SHORT TASK >> Look for the string "Google" in the lines and copy each line that has it.

THE DATA >>
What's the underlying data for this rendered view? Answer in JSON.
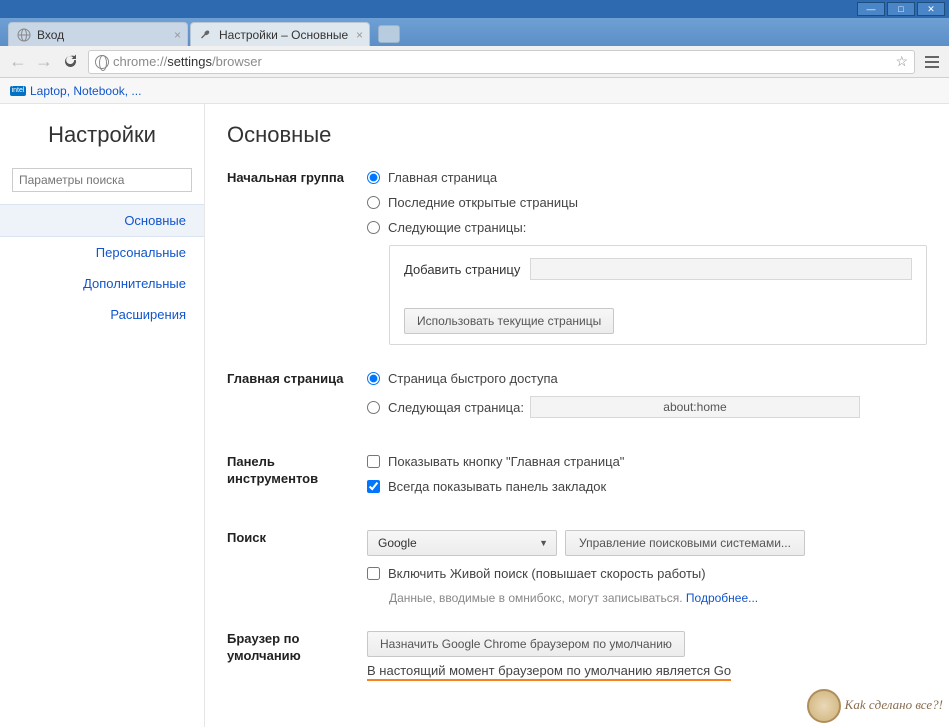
{
  "window": {
    "tabs": [
      {
        "title": "Вход",
        "active": false
      },
      {
        "title": "Настройки – Основные",
        "active": true
      }
    ]
  },
  "toolbar": {
    "url_prefix": "chrome://",
    "url_path_1": "settings",
    "url_path_2": "/browser"
  },
  "bookmarks": {
    "item1": "Laptop, Notebook, ..."
  },
  "sidebar": {
    "title": "Настройки",
    "search_placeholder": "Параметры поиска",
    "items": [
      "Основные",
      "Персональные",
      "Дополнительные",
      "Расширения"
    ]
  },
  "content": {
    "title": "Основные",
    "startup": {
      "label": "Начальная группа",
      "opt1": "Главная страница",
      "opt2": "Последние открытые страницы",
      "opt3": "Следующие страницы:",
      "add_page": "Добавить страницу",
      "use_current": "Использовать текущие страницы"
    },
    "homepage": {
      "label": "Главная страница",
      "opt1": "Страница быстрого доступа",
      "opt2": "Следующая страница:",
      "value": "about:home"
    },
    "toolbar_panel": {
      "label": "Панель инструментов",
      "chk1": "Показывать кнопку \"Главная страница\"",
      "chk2": "Всегда показывать панель закладок"
    },
    "search": {
      "label": "Поиск",
      "engine": "Google",
      "manage": "Управление поисковыми системами...",
      "instant": "Включить Живой поиск (повышает скорость работы)",
      "hint": "Данные, вводимые в омнибокс, могут записываться. ",
      "more": "Подробнее..."
    },
    "default_browser": {
      "label": "Браузер по умолчанию",
      "button": "Назначить Google Chrome браузером по умолчанию",
      "status": "В настоящий момент браузером по умолчанию является Go"
    }
  }
}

TASK RESULT >>
      "engine": "Google",
      "button": "Назначить Google Chrome браузером по умолчанию",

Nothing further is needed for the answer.